### WHAT IS EXPECTED
Extract all lines in the data that contain the word "Concrete".

### ENTRIES SUPPLIED
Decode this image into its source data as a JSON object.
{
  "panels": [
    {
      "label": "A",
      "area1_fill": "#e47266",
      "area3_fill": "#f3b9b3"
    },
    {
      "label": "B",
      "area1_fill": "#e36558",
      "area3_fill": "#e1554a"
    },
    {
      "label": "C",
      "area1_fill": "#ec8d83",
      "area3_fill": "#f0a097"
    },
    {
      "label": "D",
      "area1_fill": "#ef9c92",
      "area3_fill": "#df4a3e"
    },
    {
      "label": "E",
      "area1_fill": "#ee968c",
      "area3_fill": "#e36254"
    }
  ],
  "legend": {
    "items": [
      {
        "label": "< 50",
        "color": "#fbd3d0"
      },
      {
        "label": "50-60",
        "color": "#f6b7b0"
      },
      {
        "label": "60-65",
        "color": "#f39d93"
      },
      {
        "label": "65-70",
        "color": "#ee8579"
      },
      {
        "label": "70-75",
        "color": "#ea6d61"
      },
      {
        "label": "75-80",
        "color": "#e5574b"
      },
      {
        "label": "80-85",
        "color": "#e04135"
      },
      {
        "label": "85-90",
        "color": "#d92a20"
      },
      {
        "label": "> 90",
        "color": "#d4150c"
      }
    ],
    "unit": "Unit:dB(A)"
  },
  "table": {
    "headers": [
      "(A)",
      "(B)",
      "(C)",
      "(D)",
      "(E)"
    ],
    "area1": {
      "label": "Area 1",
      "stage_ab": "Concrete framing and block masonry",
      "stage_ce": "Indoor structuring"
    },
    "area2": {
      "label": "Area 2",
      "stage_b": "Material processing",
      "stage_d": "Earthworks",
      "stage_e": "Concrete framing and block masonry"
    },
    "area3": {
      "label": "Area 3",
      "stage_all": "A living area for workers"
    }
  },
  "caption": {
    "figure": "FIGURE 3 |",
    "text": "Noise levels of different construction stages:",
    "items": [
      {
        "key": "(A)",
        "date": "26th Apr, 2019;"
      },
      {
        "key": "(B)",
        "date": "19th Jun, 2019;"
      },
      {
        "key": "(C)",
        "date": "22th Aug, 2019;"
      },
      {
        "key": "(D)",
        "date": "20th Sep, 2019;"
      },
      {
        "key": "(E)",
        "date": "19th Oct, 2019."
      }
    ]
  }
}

### TASK RESPONSE
      "stage_ab": "Concrete framing and block masonry",
      "stage_e": "Concrete framing and block masonry"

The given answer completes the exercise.